All the data should come back exactly as it was given.

(Stored data entries)
↓

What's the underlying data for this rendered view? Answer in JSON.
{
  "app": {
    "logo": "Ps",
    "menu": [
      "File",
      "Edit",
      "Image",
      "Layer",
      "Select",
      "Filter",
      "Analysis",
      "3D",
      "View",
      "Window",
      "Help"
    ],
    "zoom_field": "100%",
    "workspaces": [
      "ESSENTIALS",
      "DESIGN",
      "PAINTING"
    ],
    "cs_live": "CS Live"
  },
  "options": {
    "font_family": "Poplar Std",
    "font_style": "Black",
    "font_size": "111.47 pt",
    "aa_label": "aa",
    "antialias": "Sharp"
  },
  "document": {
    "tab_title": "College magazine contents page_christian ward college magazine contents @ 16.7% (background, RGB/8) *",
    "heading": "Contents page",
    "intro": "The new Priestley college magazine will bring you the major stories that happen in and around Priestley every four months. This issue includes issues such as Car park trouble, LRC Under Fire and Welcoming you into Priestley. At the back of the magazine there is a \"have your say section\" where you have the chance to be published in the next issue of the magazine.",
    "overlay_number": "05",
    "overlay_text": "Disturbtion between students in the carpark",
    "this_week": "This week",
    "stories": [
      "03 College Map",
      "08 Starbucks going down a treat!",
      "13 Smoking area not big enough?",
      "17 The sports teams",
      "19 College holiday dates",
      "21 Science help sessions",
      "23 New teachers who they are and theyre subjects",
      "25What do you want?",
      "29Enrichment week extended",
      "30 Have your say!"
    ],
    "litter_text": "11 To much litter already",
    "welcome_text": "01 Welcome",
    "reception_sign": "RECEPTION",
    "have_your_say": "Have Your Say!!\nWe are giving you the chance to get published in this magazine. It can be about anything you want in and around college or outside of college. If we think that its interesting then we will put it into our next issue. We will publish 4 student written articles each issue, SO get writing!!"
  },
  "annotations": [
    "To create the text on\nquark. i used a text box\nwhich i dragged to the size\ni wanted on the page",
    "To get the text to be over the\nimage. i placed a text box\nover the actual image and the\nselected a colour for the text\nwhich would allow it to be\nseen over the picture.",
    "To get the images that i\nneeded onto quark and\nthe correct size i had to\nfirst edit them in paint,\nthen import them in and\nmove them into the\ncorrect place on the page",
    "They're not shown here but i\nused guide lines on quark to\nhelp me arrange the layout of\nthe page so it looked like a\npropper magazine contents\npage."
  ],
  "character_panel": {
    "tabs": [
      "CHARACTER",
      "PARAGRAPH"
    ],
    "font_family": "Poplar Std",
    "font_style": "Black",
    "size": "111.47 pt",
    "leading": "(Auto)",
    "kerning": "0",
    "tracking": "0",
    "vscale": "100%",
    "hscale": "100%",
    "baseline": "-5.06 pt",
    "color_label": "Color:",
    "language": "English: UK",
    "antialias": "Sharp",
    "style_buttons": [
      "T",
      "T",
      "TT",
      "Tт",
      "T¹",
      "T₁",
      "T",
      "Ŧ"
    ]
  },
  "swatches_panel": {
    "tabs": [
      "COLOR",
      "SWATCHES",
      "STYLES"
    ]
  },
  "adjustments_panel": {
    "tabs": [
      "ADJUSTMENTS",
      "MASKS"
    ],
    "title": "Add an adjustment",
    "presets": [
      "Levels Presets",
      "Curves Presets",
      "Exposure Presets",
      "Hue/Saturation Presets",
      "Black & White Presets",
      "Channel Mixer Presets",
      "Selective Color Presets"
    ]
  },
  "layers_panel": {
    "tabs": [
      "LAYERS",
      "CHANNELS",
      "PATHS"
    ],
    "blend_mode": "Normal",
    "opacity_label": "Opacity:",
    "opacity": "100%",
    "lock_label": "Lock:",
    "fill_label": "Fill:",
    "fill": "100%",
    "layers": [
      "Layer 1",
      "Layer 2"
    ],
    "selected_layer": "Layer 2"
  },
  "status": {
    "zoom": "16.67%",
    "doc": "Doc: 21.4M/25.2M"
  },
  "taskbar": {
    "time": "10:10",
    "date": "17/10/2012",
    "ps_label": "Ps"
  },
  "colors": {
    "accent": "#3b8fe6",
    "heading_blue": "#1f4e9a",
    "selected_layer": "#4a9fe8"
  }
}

↑

■ Response for this exercise:
What's the underlying data for this rendered view? Answer in JSON.
{
  "app": {
    "logo": "Ps",
    "menu": [
      "File",
      "Edit",
      "Image",
      "Layer",
      "Select",
      "Filter",
      "Analysis",
      "3D",
      "View",
      "Window",
      "Help"
    ],
    "zoom_field": "100%",
    "workspaces": [
      "ESSENTIALS",
      "DESIGN",
      "PAINTING"
    ],
    "cs_live": "CS Live"
  },
  "options": {
    "font_family": "Poplar Std",
    "font_style": "Black",
    "font_size": "111.47 pt",
    "aa_label": "aa",
    "antialias": "Sharp"
  },
  "document": {
    "tab_title": "College magazine contents page_christian ward college magazine contents @ 16.7% (background, RGB/8) *",
    "heading": "Contents page",
    "intro": "The new Priestley college magazine will bring you the major stories that happen in and around Priestley every four months. This issue includes issues such as Car park trouble, LRC Under Fire and Welcoming you into Priestley. At the back of the magazine there is a \"have your say section\" where you have the chance to be published in the next issue of the magazine.",
    "overlay_number": "05",
    "overlay_text": "Disturbtion between students in the carpark",
    "this_week": "This week",
    "stories": [
      "03 College Map",
      "08 Starbucks going down a treat!",
      "13 Smoking area not big enough?",
      "17 The sports teams",
      "19 College holiday dates",
      "21 Science help sessions",
      "23 New teachers who they are and theyre subjects",
      "25What do you want?",
      "29Enrichment week extended",
      "30 Have your say!"
    ],
    "litter_text": "11 To much litter already",
    "welcome_text": "01 Welcome",
    "reception_sign": "RECEPTION",
    "have_your_say": "Have Your Say!!\nWe are giving you the chance to get published in this magazine. It can be about anything you want in and around college or outside of college. If we think that its interesting then we will put it into our next issue. We will publish 4 student written articles each issue, SO get writing!!"
  },
  "annotations": [
    "To create the text on\nquark. i used a text box\nwhich i dragged to the size\ni wanted on the page",
    "To get the text to be over the\nimage. i placed a text box\nover the actual image and the\nselected a colour for the text\nwhich would allow it to be\nseen over the picture.",
    "To get the images that i\nneeded onto quark and\nthe correct size i had to\nfirst edit them in paint,\nthen import them in and\nmove them into the\ncorrect place on the page",
    "They're not shown here but i\nused guide lines on quark to\nhelp me arrange the layout of\nthe page so it looked like a\npropper magazine contents\npage."
  ],
  "character_panel": {
    "tabs": [
      "CHARACTER",
      "PARAGRAPH"
    ],
    "font_family": "Poplar Std",
    "font_style": "Black",
    "size": "111.47 pt",
    "leading": "(Auto)",
    "kerning": "0",
    "tracking": "0",
    "vscale": "100%",
    "hscale": "100%",
    "baseline": "-5.06 pt",
    "color_label": "Color:",
    "language": "English: UK",
    "antialias": "Sharp",
    "style_buttons": [
      "T",
      "T",
      "TT",
      "Tт",
      "T¹",
      "T₁",
      "T",
      "Ŧ"
    ]
  },
  "swatches_panel": {
    "tabs": [
      "COLOR",
      "SWATCHES",
      "STYLES"
    ]
  },
  "adjustments_panel": {
    "tabs": [
      "ADJUSTMENTS",
      "MASKS"
    ],
    "title": "Add an adjustment",
    "presets": [
      "Levels Presets",
      "Curves Presets",
      "Exposure Presets",
      "Hue/Saturation Presets",
      "Black & White Presets",
      "Channel Mixer Presets",
      "Selective Color Presets"
    ]
  },
  "layers_panel": {
    "tabs": [
      "LAYERS",
      "CHANNELS",
      "PATHS"
    ],
    "blend_mode": "Normal",
    "opacity_label": "Opacity:",
    "opacity": "100%",
    "lock_label": "Lock:",
    "fill_label": "Fill:",
    "fill": "100%",
    "layers": [
      "Layer 1",
      "Layer 2"
    ],
    "selected_layer": "Layer 2"
  },
  "status": {
    "zoom": "16.67%",
    "doc": "Doc: 21.4M/25.2M"
  },
  "taskbar": {
    "time": "10:10",
    "date": "17/10/2012",
    "ps_label": "Ps"
  },
  "colors": {
    "accent": "#3b8fe6",
    "heading_blue": "#1f4e9a",
    "selected_layer": "#4a9fe8"
  }
}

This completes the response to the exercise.